#### [GIVEN REQUEST]
Consider the data that follows and state how many lines contain the string "value", using the number alone.

## BEGIN RECORDED DATA

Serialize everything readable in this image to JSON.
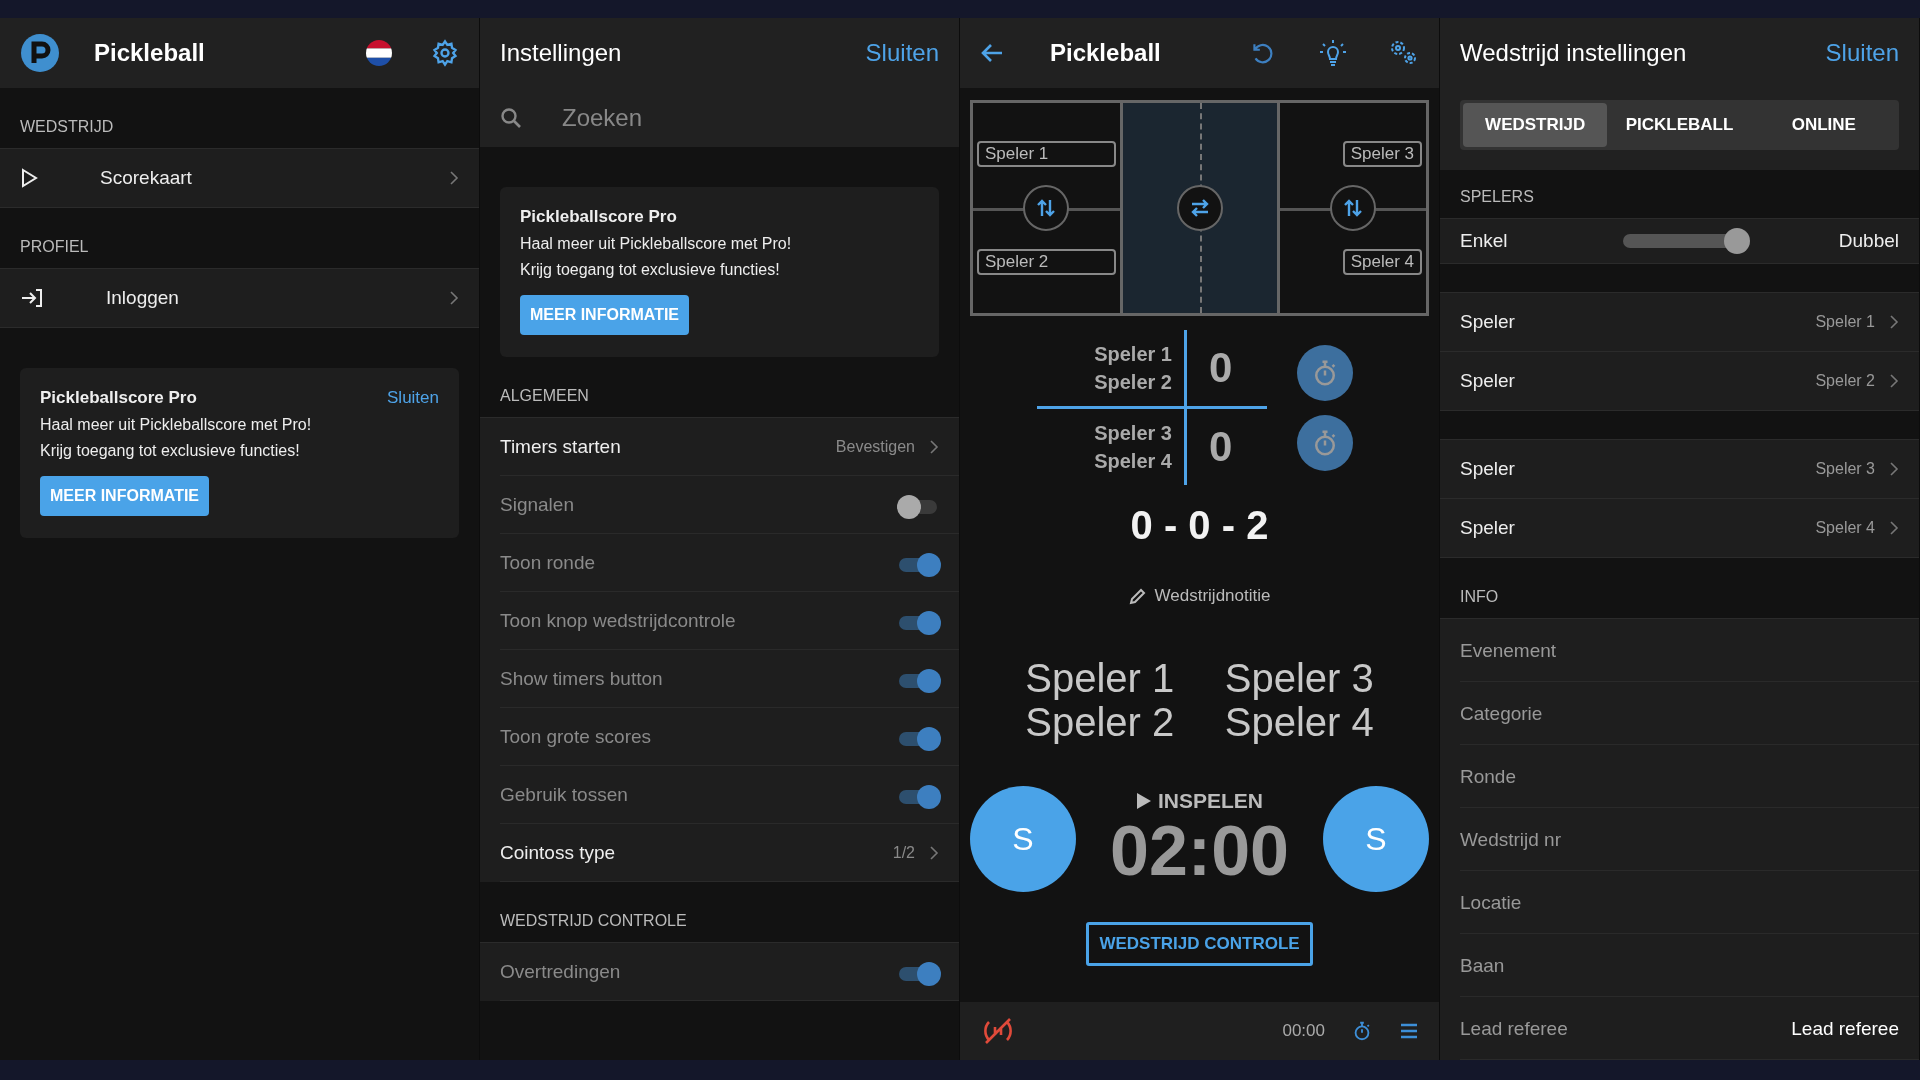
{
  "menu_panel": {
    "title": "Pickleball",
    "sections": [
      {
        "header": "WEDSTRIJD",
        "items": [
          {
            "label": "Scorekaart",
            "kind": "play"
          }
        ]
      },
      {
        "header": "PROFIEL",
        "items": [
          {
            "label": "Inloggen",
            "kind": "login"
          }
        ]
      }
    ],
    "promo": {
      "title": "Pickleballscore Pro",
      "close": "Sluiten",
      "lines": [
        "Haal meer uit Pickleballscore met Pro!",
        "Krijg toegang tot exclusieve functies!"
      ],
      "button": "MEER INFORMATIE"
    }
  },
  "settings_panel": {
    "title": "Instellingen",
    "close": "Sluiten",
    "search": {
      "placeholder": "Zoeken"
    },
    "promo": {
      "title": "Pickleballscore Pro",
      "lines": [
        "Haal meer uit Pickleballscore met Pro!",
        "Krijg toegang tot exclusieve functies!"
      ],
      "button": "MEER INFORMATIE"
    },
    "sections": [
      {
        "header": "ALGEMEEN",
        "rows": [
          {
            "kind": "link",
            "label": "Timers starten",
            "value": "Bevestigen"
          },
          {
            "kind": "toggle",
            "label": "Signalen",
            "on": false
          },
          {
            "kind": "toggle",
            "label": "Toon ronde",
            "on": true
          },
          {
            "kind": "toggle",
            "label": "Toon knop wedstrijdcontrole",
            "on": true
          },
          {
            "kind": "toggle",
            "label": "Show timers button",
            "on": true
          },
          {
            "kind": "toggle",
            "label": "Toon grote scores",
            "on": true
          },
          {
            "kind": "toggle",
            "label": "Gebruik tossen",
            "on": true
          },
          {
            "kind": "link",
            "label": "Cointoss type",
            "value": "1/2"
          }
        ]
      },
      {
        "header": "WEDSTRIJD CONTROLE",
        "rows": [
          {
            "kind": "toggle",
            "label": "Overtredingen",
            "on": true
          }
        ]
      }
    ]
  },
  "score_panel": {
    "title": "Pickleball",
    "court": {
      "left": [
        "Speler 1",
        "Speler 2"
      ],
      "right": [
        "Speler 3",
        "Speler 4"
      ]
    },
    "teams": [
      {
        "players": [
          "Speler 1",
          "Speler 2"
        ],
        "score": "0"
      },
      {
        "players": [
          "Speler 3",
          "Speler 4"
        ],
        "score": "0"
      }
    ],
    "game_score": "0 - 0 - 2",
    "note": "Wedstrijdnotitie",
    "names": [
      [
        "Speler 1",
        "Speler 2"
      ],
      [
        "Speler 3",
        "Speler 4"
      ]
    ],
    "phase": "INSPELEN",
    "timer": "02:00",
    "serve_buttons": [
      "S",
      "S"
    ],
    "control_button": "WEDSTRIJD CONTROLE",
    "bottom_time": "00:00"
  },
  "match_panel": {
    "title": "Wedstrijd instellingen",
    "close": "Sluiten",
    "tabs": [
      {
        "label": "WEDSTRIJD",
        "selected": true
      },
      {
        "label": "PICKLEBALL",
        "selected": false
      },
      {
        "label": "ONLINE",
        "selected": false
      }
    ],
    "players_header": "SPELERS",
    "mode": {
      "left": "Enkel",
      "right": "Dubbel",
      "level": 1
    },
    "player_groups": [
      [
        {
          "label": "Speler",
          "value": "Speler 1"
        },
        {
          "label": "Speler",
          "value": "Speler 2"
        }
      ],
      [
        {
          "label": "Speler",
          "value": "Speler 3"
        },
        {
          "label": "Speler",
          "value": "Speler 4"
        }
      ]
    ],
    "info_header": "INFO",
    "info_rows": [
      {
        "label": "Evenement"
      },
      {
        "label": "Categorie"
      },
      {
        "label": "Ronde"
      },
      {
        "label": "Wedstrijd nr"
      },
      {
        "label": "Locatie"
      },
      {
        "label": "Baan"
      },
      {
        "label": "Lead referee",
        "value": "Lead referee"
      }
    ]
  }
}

## END RECORDED DATA

#### [THE REPLY]
7